**RECORDED DATA**
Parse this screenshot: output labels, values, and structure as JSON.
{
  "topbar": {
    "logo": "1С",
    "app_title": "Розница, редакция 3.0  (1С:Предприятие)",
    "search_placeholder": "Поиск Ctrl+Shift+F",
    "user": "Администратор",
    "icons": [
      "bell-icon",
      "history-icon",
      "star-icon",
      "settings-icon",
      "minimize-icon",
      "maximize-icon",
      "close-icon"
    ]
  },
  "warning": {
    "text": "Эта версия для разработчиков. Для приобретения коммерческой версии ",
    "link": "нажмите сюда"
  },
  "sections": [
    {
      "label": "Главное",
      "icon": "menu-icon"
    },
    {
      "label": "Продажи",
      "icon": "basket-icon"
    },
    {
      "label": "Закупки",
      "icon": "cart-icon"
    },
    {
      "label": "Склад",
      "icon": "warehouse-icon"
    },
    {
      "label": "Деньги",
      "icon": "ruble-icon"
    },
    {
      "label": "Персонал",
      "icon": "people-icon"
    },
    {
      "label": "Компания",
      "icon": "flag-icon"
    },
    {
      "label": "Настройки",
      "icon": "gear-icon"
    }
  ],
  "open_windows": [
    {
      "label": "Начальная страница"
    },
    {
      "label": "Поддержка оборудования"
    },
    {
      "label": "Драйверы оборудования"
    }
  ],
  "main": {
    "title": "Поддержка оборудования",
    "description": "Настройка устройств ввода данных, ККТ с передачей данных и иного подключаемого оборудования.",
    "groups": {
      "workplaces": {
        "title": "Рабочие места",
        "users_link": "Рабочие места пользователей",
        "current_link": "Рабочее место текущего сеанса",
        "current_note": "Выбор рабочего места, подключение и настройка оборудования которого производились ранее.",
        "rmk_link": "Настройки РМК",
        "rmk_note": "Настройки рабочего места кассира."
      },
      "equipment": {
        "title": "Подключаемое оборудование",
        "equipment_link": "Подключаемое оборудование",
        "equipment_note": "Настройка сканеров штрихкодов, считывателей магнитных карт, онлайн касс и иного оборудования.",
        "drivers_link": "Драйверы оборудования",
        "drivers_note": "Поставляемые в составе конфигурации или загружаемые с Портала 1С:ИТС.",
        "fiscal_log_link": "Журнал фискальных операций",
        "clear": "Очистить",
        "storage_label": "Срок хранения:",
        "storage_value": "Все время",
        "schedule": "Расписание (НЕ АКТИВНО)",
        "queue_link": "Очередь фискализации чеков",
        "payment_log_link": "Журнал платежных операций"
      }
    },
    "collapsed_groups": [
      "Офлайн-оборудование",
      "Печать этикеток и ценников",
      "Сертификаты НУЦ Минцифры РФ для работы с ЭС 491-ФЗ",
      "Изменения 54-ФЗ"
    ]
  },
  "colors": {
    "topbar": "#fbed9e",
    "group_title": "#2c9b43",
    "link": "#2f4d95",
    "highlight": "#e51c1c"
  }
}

**WHAT NEEDS TO BE DONE**
Go through the data and return every record exactly.

**EXERCISE SOLUTION**
Parse this screenshot: output labels, values, and structure as JSON.
{
  "topbar": {
    "logo": "1С",
    "app_title": "Розница, редакция 3.0  (1С:Предприятие)",
    "search_placeholder": "Поиск Ctrl+Shift+F",
    "user": "Администратор",
    "icons": [
      "bell-icon",
      "history-icon",
      "star-icon",
      "settings-icon",
      "minimize-icon",
      "maximize-icon",
      "close-icon"
    ]
  },
  "warning": {
    "text": "Эта версия для разработчиков. Для приобретения коммерческой версии ",
    "link": "нажмите сюда"
  },
  "sections": [
    {
      "label": "Главное",
      "icon": "menu-icon"
    },
    {
      "label": "Продажи",
      "icon": "basket-icon"
    },
    {
      "label": "Закупки",
      "icon": "cart-icon"
    },
    {
      "label": "Склад",
      "icon": "warehouse-icon"
    },
    {
      "label": "Деньги",
      "icon": "ruble-icon"
    },
    {
      "label": "Персонал",
      "icon": "people-icon"
    },
    {
      "label": "Компания",
      "icon": "flag-icon"
    },
    {
      "label": "Настройки",
      "icon": "gear-icon"
    }
  ],
  "open_windows": [
    {
      "label": "Начальная страница"
    },
    {
      "label": "Поддержка оборудования"
    },
    {
      "label": "Драйверы оборудования"
    }
  ],
  "main": {
    "title": "Поддержка оборудования",
    "description": "Настройка устройств ввода данных, ККТ с передачей данных и иного подключаемого оборудования.",
    "groups": {
      "workplaces": {
        "title": "Рабочие места",
        "users_link": "Рабочие места пользователей",
        "current_link": "Рабочее место текущего сеанса",
        "current_note": "Выбор рабочего места, подключение и настройка оборудования которого производились ранее.",
        "rmk_link": "Настройки РМК",
        "rmk_note": "Настройки рабочего места кассира."
      },
      "equipment": {
        "title": "Подключаемое оборудование",
        "equipment_link": "Подключаемое оборудование",
        "equipment_note": "Настройка сканеров штрихкодов, считывателей магнитных карт, онлайн касс и иного оборудования.",
        "drivers_link": "Драйверы оборудования",
        "drivers_note": "Поставляемые в составе конфигурации или загружаемые с Портала 1С:ИТС.",
        "fiscal_log_link": "Журнал фискальных операций",
        "clear": "Очистить",
        "storage_label": "Срок хранения:",
        "storage_value": "Все время",
        "schedule": "Расписание (НЕ АКТИВНО)",
        "queue_link": "Очередь фискализации чеков",
        "payment_log_link": "Журнал платежных операций"
      }
    },
    "collapsed_groups": [
      "Офлайн-оборудование",
      "Печать этикеток и ценников",
      "Сертификаты НУЦ Минцифры РФ для работы с ЭС 491-ФЗ",
      "Изменения 54-ФЗ"
    ]
  },
  "colors": {
    "topbar": "#fbed9e",
    "group_title": "#2c9b43",
    "link": "#2f4d95",
    "highlight": "#e51c1c"
  }
}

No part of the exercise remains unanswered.